● The problem: The records that follow are to be repeated without alteration.

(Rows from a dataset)
☆ ☆ ☆ ☆ ☆ ☆ ☆

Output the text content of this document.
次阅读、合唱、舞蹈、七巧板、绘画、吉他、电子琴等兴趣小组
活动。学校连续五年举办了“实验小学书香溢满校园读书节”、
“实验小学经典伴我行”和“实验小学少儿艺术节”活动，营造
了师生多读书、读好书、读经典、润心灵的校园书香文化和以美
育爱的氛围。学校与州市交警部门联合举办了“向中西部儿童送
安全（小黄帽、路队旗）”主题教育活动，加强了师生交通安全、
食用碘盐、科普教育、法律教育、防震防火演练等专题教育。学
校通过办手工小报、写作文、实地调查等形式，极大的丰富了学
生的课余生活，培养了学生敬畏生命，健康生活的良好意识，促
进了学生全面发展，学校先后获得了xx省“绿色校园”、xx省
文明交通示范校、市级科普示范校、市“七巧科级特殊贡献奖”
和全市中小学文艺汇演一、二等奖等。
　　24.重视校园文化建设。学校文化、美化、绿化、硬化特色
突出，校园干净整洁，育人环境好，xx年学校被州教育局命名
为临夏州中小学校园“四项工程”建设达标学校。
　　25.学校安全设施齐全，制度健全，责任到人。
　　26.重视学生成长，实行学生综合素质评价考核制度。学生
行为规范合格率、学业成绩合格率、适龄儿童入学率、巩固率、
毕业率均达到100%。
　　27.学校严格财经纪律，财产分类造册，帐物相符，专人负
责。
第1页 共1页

☆ ☆ ☆ ☆ ☆ ☆ ☆

● Solution to this task:
Output the text content of this document.
次阅读、合唱、舞蹈、七巧板、绘画、吉他、电子琴等兴趣小组
活动。学校连续五年举办了“实验小学书香溢满校园读书节”、
“实验小学经典伴我行”和“实验小学少儿艺术节”活动，营造
了师生多读书、读好书、读经典、润心灵的校园书香文化和以美
育爱的氛围。学校与州市交警部门联合举办了“向中西部儿童送
安全（小黄帽、路队旗）”主题教育活动，加强了师生交通安全、
食用碘盐、科普教育、法律教育、防震防火演练等专题教育。学
校通过办手工小报、写作文、实地调查等形式，极大的丰富了学
生的课余生活，培养了学生敬畏生命，健康生活的良好意识，促
进了学生全面发展，学校先后获得了xx省“绿色校园”、xx省
文明交通示范校、市级科普示范校、市“七巧科级特殊贡献奖”
和全市中小学文艺汇演一、二等奖等。
　　24.重视校园文化建设。学校文化、美化、绿化、硬化特色
突出，校园干净整洁，育人环境好，xx年学校被州教育局命名
为临夏州中小学校园“四项工程”建设达标学校。
　　25.学校安全设施齐全，制度健全，责任到人。
　　26.重视学生成长，实行学生综合素质评价考核制度。学生
行为规范合格率、学业成绩合格率、适龄儿童入学率、巩固率、
毕业率均达到100%。
　　27.学校严格财经纪律，财产分类造册，帐物相符，专人负
责。
第1页 共1页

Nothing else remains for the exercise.